Exercise aim —
Please copy all the lines that follow, word for word.

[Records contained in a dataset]
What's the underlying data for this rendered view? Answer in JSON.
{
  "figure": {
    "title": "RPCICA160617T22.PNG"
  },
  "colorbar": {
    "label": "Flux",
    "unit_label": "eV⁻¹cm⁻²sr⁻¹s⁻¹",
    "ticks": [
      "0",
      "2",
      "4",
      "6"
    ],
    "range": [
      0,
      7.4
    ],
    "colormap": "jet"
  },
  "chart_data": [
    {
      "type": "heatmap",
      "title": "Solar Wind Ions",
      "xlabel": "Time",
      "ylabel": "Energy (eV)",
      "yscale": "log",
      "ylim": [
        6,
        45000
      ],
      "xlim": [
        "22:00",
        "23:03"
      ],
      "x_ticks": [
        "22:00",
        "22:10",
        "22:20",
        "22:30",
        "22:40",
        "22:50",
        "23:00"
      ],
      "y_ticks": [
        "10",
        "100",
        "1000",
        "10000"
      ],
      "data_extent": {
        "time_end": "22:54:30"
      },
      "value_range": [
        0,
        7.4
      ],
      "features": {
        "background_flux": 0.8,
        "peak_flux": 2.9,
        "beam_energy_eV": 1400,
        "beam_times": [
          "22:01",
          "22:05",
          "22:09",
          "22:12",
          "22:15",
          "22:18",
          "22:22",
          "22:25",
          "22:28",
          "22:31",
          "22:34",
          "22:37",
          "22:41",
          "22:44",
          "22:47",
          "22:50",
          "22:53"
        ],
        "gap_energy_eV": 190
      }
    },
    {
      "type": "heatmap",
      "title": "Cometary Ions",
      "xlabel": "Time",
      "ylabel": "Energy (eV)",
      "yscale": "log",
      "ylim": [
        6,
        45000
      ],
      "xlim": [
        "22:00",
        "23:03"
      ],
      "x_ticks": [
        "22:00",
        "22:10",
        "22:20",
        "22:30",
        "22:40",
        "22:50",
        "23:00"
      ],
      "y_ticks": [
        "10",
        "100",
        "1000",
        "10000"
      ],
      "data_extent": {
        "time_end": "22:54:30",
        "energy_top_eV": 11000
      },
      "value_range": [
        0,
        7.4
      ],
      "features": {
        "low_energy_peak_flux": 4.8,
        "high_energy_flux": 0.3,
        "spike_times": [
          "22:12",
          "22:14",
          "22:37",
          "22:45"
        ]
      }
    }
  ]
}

The completed task —
What's the underlying data for this rendered view? Answer in JSON.
{
  "figure": {
    "title": "RPCICA160617T22.PNG"
  },
  "colorbar": {
    "label": "Flux",
    "unit_label": "eV⁻¹cm⁻²sr⁻¹s⁻¹",
    "ticks": [
      "0",
      "2",
      "4",
      "6"
    ],
    "range": [
      0,
      7.4
    ],
    "colormap": "jet"
  },
  "chart_data": [
    {
      "type": "heatmap",
      "title": "Solar Wind Ions",
      "xlabel": "Time",
      "ylabel": "Energy (eV)",
      "yscale": "log",
      "ylim": [
        6,
        45000
      ],
      "xlim": [
        "22:00",
        "23:03"
      ],
      "x_ticks": [
        "22:00",
        "22:10",
        "22:20",
        "22:30",
        "22:40",
        "22:50",
        "23:00"
      ],
      "y_ticks": [
        "10",
        "100",
        "1000",
        "10000"
      ],
      "data_extent": {
        "time_end": "22:54:30"
      },
      "value_range": [
        0,
        7.4
      ],
      "features": {
        "background_flux": 0.8,
        "peak_flux": 2.9,
        "beam_energy_eV": 1400,
        "beam_times": [
          "22:01",
          "22:05",
          "22:09",
          "22:12",
          "22:15",
          "22:18",
          "22:22",
          "22:25",
          "22:28",
          "22:31",
          "22:34",
          "22:37",
          "22:41",
          "22:44",
          "22:47",
          "22:50",
          "22:53"
        ],
        "gap_energy_eV": 190
      }
    },
    {
      "type": "heatmap",
      "title": "Cometary Ions",
      "xlabel": "Time",
      "ylabel": "Energy (eV)",
      "yscale": "log",
      "ylim": [
        6,
        45000
      ],
      "xlim": [
        "22:00",
        "23:03"
      ],
      "x_ticks": [
        "22:00",
        "22:10",
        "22:20",
        "22:30",
        "22:40",
        "22:50",
        "23:00"
      ],
      "y_ticks": [
        "10",
        "100",
        "1000",
        "10000"
      ],
      "data_extent": {
        "time_end": "22:54:30",
        "energy_top_eV": 11000
      },
      "value_range": [
        0,
        7.4
      ],
      "features": {
        "low_energy_peak_flux": 4.8,
        "high_energy_flux": 0.3,
        "spike_times": [
          "22:12",
          "22:14",
          "22:37",
          "22:45"
        ]
      }
    }
  ]
}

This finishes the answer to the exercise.